Short exercise: Copy every line of the data in which the word "true" occurs.

Listed records:
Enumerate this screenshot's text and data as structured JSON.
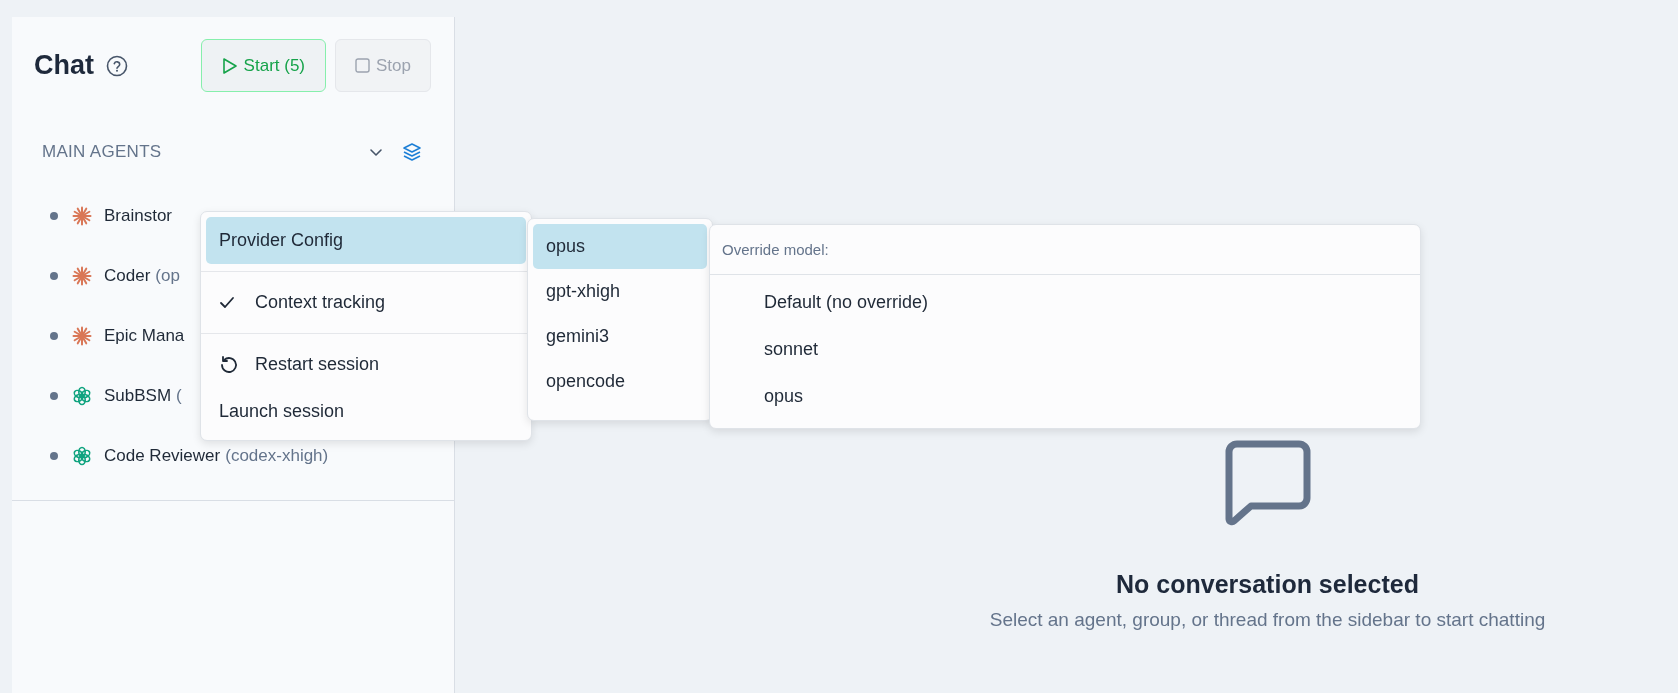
{
  "sidebar": {
    "title": "Chat",
    "start_button": "Start (5)",
    "stop_button": "Stop",
    "stop_disabled": true,
    "section": {
      "title": "MAIN AGENTS",
      "expanded": true,
      "agents": [
        {
          "kind": "starburst",
          "name": "Brainstor"
        },
        {
          "kind": "starburst",
          "name": "Coder",
          "model": "(op"
        },
        {
          "kind": "starburst",
          "name": "Epic Mana"
        },
        {
          "kind": "knot",
          "name": "SubBSM",
          "model": "("
        },
        {
          "kind": "knot",
          "name": "Code Reviewer",
          "model": "(codex-xhigh)"
        }
      ]
    }
  },
  "context_menu": {
    "items": [
      {
        "kind": "submenu",
        "label": "Provider Config",
        "selected": true
      },
      {
        "kind": "toggle",
        "label": "Context tracking",
        "checked": true
      },
      {
        "kind": "restart",
        "label": "Restart session"
      },
      {
        "kind": "plain",
        "label": "Launch session"
      }
    ]
  },
  "provider_menu": {
    "items": [
      {
        "label": "opus",
        "selected": true
      },
      {
        "label": "gpt-xhigh",
        "selected": false
      },
      {
        "label": "gemini3",
        "selected": false
      },
      {
        "label": "opencode",
        "selected": false
      }
    ]
  },
  "model_menu": {
    "header": "Override model:",
    "options": [
      "Default (no override)",
      "sonnet",
      "opus"
    ]
  },
  "empty_state": {
    "title": "No conversation selected",
    "subtitle": "Select an agent, group, or thread from the sidebar to start chatting"
  }
}
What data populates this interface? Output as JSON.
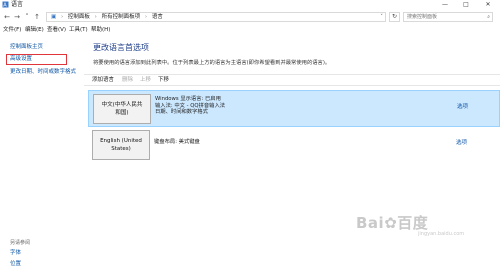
{
  "window": {
    "title": "语言"
  },
  "nav": {
    "breadcrumb": [
      "控制面板",
      "所有控制面板项",
      "语言"
    ],
    "search_placeholder": "搜索控制面板"
  },
  "menu": [
    "文件(F)",
    "编辑(E)",
    "查看(V)",
    "工具(T)",
    "帮助(H)"
  ],
  "sidebar": {
    "links": [
      "控制面板主页",
      "高级设置",
      "更改日期、时间或数字格式"
    ],
    "see_also_label": "另请参阅",
    "see_also_links": [
      "字体",
      "位置"
    ]
  },
  "main": {
    "title": "更改语言首选项",
    "description": "将要使用的语言添加到此列表中。位于列表最上方的语言为主语言(即你希望看到并最常使用的语言)。",
    "toolbar": {
      "add": "添加语言",
      "remove": "删除",
      "move_up": "上移",
      "move_down": "下移"
    },
    "languages": [
      {
        "name_line1": "中文(中华人民共",
        "name_line2": "和国)",
        "info1": "Windows 显示语言: 已启用",
        "info2": "输入法: 中文 - QQ拼音输入法",
        "info3": "日期、时间和数字格式",
        "options": "选项"
      },
      {
        "name_line1": "English (United",
        "name_line2": "States)",
        "info1": "键盘布局: 美式键盘",
        "options": "选项"
      }
    ]
  },
  "watermark": {
    "text": "Bai",
    "text2": "百度",
    "sub": "jingyan.baidu.com"
  }
}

Full output:
    "stop_disabled": true,
      "expanded": true,
        "selected": true
        "checked": true
        "selected": true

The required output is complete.